_REQUIRED TASK:_ Copy out all the records exactly.
______________________________
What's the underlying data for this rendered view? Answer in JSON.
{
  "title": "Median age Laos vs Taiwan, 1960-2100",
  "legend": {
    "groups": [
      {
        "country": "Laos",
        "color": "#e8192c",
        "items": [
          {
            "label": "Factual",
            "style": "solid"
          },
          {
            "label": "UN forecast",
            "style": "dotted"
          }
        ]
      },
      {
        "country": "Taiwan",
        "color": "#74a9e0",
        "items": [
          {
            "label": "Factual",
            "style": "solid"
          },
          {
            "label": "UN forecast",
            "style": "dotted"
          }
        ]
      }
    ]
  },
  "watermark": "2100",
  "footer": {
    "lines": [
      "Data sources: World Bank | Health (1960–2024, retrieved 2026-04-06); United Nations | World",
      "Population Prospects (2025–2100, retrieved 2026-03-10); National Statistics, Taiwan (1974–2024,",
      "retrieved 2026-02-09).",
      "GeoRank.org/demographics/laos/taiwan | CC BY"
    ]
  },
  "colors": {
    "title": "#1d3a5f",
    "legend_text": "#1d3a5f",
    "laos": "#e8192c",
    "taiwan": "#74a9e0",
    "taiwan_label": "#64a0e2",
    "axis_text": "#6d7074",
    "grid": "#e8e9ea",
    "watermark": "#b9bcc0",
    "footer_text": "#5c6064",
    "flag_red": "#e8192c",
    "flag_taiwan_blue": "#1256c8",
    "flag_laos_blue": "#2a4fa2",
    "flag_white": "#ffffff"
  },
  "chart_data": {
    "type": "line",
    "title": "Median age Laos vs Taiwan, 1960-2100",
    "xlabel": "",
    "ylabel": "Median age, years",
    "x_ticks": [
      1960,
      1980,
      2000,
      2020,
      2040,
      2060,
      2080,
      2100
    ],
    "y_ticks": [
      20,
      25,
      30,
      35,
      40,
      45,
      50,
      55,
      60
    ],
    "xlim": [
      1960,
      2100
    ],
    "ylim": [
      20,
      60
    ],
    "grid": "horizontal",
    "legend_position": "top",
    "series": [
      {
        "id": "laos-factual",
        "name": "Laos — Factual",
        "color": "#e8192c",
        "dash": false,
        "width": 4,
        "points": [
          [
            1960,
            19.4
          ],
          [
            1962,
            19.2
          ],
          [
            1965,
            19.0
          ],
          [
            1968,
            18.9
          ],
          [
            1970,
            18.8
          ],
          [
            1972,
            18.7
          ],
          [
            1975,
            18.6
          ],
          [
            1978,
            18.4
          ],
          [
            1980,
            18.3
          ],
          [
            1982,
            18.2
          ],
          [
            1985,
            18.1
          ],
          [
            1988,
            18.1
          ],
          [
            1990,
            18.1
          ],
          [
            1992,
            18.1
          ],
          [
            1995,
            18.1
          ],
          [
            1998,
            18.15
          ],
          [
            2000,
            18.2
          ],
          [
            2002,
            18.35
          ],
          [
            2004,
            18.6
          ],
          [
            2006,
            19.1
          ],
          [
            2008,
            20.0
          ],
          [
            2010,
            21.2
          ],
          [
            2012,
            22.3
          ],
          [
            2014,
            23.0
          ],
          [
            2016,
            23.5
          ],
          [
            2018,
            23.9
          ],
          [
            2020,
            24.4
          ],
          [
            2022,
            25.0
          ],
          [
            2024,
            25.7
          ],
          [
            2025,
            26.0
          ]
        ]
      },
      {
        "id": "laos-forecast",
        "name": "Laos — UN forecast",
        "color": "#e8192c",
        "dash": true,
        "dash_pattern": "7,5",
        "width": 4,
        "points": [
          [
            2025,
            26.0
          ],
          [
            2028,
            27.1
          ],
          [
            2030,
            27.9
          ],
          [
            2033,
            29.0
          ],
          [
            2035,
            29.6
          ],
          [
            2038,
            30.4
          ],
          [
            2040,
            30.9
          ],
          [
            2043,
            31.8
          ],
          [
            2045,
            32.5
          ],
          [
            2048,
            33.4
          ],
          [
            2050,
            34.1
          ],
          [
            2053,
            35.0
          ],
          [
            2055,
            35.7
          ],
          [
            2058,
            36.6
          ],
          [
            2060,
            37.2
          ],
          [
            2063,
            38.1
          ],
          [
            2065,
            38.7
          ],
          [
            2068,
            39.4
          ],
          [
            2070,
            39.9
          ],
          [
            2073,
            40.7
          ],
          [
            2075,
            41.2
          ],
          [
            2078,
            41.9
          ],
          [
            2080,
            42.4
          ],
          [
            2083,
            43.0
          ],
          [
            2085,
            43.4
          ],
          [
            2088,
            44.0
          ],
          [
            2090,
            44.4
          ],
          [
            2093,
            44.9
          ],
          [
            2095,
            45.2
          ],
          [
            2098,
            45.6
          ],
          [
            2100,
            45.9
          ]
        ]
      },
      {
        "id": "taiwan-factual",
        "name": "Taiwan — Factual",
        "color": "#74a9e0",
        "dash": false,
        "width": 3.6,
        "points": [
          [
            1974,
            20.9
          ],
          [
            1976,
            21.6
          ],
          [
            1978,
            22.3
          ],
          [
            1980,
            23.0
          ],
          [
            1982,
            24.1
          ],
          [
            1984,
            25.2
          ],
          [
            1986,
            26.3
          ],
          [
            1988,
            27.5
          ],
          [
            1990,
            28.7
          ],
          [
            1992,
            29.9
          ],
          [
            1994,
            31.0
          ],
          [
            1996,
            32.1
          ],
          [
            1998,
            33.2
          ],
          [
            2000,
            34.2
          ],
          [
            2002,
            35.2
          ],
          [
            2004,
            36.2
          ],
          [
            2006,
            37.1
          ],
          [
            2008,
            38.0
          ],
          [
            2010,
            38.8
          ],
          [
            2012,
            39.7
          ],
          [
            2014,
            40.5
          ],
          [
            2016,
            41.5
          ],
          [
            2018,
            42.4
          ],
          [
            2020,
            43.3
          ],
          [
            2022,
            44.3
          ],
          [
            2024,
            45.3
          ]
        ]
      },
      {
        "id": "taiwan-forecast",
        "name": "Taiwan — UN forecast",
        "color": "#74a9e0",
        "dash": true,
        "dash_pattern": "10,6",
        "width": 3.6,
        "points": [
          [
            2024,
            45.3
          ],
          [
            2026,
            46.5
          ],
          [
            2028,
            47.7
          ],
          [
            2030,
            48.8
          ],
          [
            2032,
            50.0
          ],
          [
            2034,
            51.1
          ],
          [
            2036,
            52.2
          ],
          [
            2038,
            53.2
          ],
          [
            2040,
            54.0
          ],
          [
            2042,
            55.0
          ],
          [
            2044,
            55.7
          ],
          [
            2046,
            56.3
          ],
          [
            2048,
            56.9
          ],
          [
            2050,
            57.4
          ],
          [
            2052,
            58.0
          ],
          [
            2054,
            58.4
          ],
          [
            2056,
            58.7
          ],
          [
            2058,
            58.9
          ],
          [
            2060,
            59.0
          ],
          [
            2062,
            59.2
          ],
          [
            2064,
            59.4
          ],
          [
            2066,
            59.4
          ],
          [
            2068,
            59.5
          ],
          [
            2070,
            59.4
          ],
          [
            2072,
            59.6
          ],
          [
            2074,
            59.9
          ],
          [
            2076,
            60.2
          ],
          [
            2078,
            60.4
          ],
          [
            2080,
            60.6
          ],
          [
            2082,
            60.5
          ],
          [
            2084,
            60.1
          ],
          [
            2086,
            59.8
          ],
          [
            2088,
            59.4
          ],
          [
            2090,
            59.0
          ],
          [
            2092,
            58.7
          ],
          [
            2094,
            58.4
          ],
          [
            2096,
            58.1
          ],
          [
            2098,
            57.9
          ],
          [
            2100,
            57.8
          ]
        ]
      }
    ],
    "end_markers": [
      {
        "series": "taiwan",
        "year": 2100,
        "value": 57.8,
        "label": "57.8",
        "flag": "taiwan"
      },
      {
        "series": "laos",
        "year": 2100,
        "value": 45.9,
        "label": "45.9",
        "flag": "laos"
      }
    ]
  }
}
______________________________
_FULL ANSWER:_
What's the underlying data for this rendered view? Answer in JSON.
{
  "title": "Median age Laos vs Taiwan, 1960-2100",
  "legend": {
    "groups": [
      {
        "country": "Laos",
        "color": "#e8192c",
        "items": [
          {
            "label": "Factual",
            "style": "solid"
          },
          {
            "label": "UN forecast",
            "style": "dotted"
          }
        ]
      },
      {
        "country": "Taiwan",
        "color": "#74a9e0",
        "items": [
          {
            "label": "Factual",
            "style": "solid"
          },
          {
            "label": "UN forecast",
            "style": "dotted"
          }
        ]
      }
    ]
  },
  "watermark": "2100",
  "footer": {
    "lines": [
      "Data sources: World Bank | Health (1960–2024, retrieved 2026-04-06); United Nations | World",
      "Population Prospects (2025–2100, retrieved 2026-03-10); National Statistics, Taiwan (1974–2024,",
      "retrieved 2026-02-09).",
      "GeoRank.org/demographics/laos/taiwan | CC BY"
    ]
  },
  "colors": {
    "title": "#1d3a5f",
    "legend_text": "#1d3a5f",
    "laos": "#e8192c",
    "taiwan": "#74a9e0",
    "taiwan_label": "#64a0e2",
    "axis_text": "#6d7074",
    "grid": "#e8e9ea",
    "watermark": "#b9bcc0",
    "footer_text": "#5c6064",
    "flag_red": "#e8192c",
    "flag_taiwan_blue": "#1256c8",
    "flag_laos_blue": "#2a4fa2",
    "flag_white": "#ffffff"
  },
  "chart_data": {
    "type": "line",
    "title": "Median age Laos vs Taiwan, 1960-2100",
    "xlabel": "",
    "ylabel": "Median age, years",
    "x_ticks": [
      1960,
      1980,
      2000,
      2020,
      2040,
      2060,
      2080,
      2100
    ],
    "y_ticks": [
      20,
      25,
      30,
      35,
      40,
      45,
      50,
      55,
      60
    ],
    "xlim": [
      1960,
      2100
    ],
    "ylim": [
      20,
      60
    ],
    "grid": "horizontal",
    "legend_position": "top",
    "series": [
      {
        "id": "laos-factual",
        "name": "Laos — Factual",
        "color": "#e8192c",
        "dash": false,
        "width": 4,
        "points": [
          [
            1960,
            19.4
          ],
          [
            1962,
            19.2
          ],
          [
            1965,
            19.0
          ],
          [
            1968,
            18.9
          ],
          [
            1970,
            18.8
          ],
          [
            1972,
            18.7
          ],
          [
            1975,
            18.6
          ],
          [
            1978,
            18.4
          ],
          [
            1980,
            18.3
          ],
          [
            1982,
            18.2
          ],
          [
            1985,
            18.1
          ],
          [
            1988,
            18.1
          ],
          [
            1990,
            18.1
          ],
          [
            1992,
            18.1
          ],
          [
            1995,
            18.1
          ],
          [
            1998,
            18.15
          ],
          [
            2000,
            18.2
          ],
          [
            2002,
            18.35
          ],
          [
            2004,
            18.6
          ],
          [
            2006,
            19.1
          ],
          [
            2008,
            20.0
          ],
          [
            2010,
            21.2
          ],
          [
            2012,
            22.3
          ],
          [
            2014,
            23.0
          ],
          [
            2016,
            23.5
          ],
          [
            2018,
            23.9
          ],
          [
            2020,
            24.4
          ],
          [
            2022,
            25.0
          ],
          [
            2024,
            25.7
          ],
          [
            2025,
            26.0
          ]
        ]
      },
      {
        "id": "laos-forecast",
        "name": "Laos — UN forecast",
        "color": "#e8192c",
        "dash": true,
        "dash_pattern": "7,5",
        "width": 4,
        "points": [
          [
            2025,
            26.0
          ],
          [
            2028,
            27.1
          ],
          [
            2030,
            27.9
          ],
          [
            2033,
            29.0
          ],
          [
            2035,
            29.6
          ],
          [
            2038,
            30.4
          ],
          [
            2040,
            30.9
          ],
          [
            2043,
            31.8
          ],
          [
            2045,
            32.5
          ],
          [
            2048,
            33.4
          ],
          [
            2050,
            34.1
          ],
          [
            2053,
            35.0
          ],
          [
            2055,
            35.7
          ],
          [
            2058,
            36.6
          ],
          [
            2060,
            37.2
          ],
          [
            2063,
            38.1
          ],
          [
            2065,
            38.7
          ],
          [
            2068,
            39.4
          ],
          [
            2070,
            39.9
          ],
          [
            2073,
            40.7
          ],
          [
            2075,
            41.2
          ],
          [
            2078,
            41.9
          ],
          [
            2080,
            42.4
          ],
          [
            2083,
            43.0
          ],
          [
            2085,
            43.4
          ],
          [
            2088,
            44.0
          ],
          [
            2090,
            44.4
          ],
          [
            2093,
            44.9
          ],
          [
            2095,
            45.2
          ],
          [
            2098,
            45.6
          ],
          [
            2100,
            45.9
          ]
        ]
      },
      {
        "id": "taiwan-factual",
        "name": "Taiwan — Factual",
        "color": "#74a9e0",
        "dash": false,
        "width": 3.6,
        "points": [
          [
            1974,
            20.9
          ],
          [
            1976,
            21.6
          ],
          [
            1978,
            22.3
          ],
          [
            1980,
            23.0
          ],
          [
            1982,
            24.1
          ],
          [
            1984,
            25.2
          ],
          [
            1986,
            26.3
          ],
          [
            1988,
            27.5
          ],
          [
            1990,
            28.7
          ],
          [
            1992,
            29.9
          ],
          [
            1994,
            31.0
          ],
          [
            1996,
            32.1
          ],
          [
            1998,
            33.2
          ],
          [
            2000,
            34.2
          ],
          [
            2002,
            35.2
          ],
          [
            2004,
            36.2
          ],
          [
            2006,
            37.1
          ],
          [
            2008,
            38.0
          ],
          [
            2010,
            38.8
          ],
          [
            2012,
            39.7
          ],
          [
            2014,
            40.5
          ],
          [
            2016,
            41.5
          ],
          [
            2018,
            42.4
          ],
          [
            2020,
            43.3
          ],
          [
            2022,
            44.3
          ],
          [
            2024,
            45.3
          ]
        ]
      },
      {
        "id": "taiwan-forecast",
        "name": "Taiwan — UN forecast",
        "color": "#74a9e0",
        "dash": true,
        "dash_pattern": "10,6",
        "width": 3.6,
        "points": [
          [
            2024,
            45.3
          ],
          [
            2026,
            46.5
          ],
          [
            2028,
            47.7
          ],
          [
            2030,
            48.8
          ],
          [
            2032,
            50.0
          ],
          [
            2034,
            51.1
          ],
          [
            2036,
            52.2
          ],
          [
            2038,
            53.2
          ],
          [
            2040,
            54.0
          ],
          [
            2042,
            55.0
          ],
          [
            2044,
            55.7
          ],
          [
            2046,
            56.3
          ],
          [
            2048,
            56.9
          ],
          [
            2050,
            57.4
          ],
          [
            2052,
            58.0
          ],
          [
            2054,
            58.4
          ],
          [
            2056,
            58.7
          ],
          [
            2058,
            58.9
          ],
          [
            2060,
            59.0
          ],
          [
            2062,
            59.2
          ],
          [
            2064,
            59.4
          ],
          [
            2066,
            59.4
          ],
          [
            2068,
            59.5
          ],
          [
            2070,
            59.4
          ],
          [
            2072,
            59.6
          ],
          [
            2074,
            59.9
          ],
          [
            2076,
            60.2
          ],
          [
            2078,
            60.4
          ],
          [
            2080,
            60.6
          ],
          [
            2082,
            60.5
          ],
          [
            2084,
            60.1
          ],
          [
            2086,
            59.8
          ],
          [
            2088,
            59.4
          ],
          [
            2090,
            59.0
          ],
          [
            2092,
            58.7
          ],
          [
            2094,
            58.4
          ],
          [
            2096,
            58.1
          ],
          [
            2098,
            57.9
          ],
          [
            2100,
            57.8
          ]
        ]
      }
    ],
    "end_markers": [
      {
        "series": "taiwan",
        "year": 2100,
        "value": 57.8,
        "label": "57.8",
        "flag": "taiwan"
      },
      {
        "series": "laos",
        "year": 2100,
        "value": 45.9,
        "label": "45.9",
        "flag": "laos"
      }
    ]
  }
}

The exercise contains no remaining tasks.